STATED TASK ▸
Copy out the data below verbatim.

====== MATERIALS PROVIDED

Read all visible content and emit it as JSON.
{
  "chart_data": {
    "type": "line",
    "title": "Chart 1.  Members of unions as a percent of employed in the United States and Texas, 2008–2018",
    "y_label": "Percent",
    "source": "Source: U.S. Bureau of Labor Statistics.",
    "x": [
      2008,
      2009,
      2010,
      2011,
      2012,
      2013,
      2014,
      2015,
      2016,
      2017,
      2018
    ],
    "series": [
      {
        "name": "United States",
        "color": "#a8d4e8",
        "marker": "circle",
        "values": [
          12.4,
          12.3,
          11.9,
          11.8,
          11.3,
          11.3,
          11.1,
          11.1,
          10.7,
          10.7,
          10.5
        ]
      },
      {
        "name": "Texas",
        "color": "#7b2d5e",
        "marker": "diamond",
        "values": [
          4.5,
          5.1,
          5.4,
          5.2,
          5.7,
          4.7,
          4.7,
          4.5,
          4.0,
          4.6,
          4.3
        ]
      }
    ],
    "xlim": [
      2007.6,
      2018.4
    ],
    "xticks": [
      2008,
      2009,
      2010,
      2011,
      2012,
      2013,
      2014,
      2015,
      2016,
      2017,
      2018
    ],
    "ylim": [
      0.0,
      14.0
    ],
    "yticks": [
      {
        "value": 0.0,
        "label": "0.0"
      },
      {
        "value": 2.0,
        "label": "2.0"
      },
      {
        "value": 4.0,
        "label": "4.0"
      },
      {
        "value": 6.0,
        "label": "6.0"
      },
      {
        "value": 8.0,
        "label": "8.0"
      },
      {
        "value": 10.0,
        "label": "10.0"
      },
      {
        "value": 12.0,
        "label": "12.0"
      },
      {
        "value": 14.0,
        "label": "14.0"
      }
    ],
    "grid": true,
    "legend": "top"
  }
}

============

WORKED SOLUTION ▸
Read all visible content and emit it as JSON.
{
  "chart_data": {
    "type": "line",
    "title": "Chart 1.  Members of unions as a percent of employed in the United States and Texas, 2008–2018",
    "y_label": "Percent",
    "source": "Source: U.S. Bureau of Labor Statistics.",
    "x": [
      2008,
      2009,
      2010,
      2011,
      2012,
      2013,
      2014,
      2015,
      2016,
      2017,
      2018
    ],
    "series": [
      {
        "name": "United States",
        "color": "#a8d4e8",
        "marker": "circle",
        "values": [
          12.4,
          12.3,
          11.9,
          11.8,
          11.3,
          11.3,
          11.1,
          11.1,
          10.7,
          10.7,
          10.5
        ]
      },
      {
        "name": "Texas",
        "color": "#7b2d5e",
        "marker": "diamond",
        "values": [
          4.5,
          5.1,
          5.4,
          5.2,
          5.7,
          4.7,
          4.7,
          4.5,
          4.0,
          4.6,
          4.3
        ]
      }
    ],
    "xlim": [
      2007.6,
      2018.4
    ],
    "xticks": [
      2008,
      2009,
      2010,
      2011,
      2012,
      2013,
      2014,
      2015,
      2016,
      2017,
      2018
    ],
    "ylim": [
      0.0,
      14.0
    ],
    "yticks": [
      {
        "value": 0.0,
        "label": "0.0"
      },
      {
        "value": 2.0,
        "label": "2.0"
      },
      {
        "value": 4.0,
        "label": "4.0"
      },
      {
        "value": 6.0,
        "label": "6.0"
      },
      {
        "value": 8.0,
        "label": "8.0"
      },
      {
        "value": 10.0,
        "label": "10.0"
      },
      {
        "value": 12.0,
        "label": "12.0"
      },
      {
        "value": 14.0,
        "label": "14.0"
      }
    ],
    "grid": true,
    "legend": "top"
  }
}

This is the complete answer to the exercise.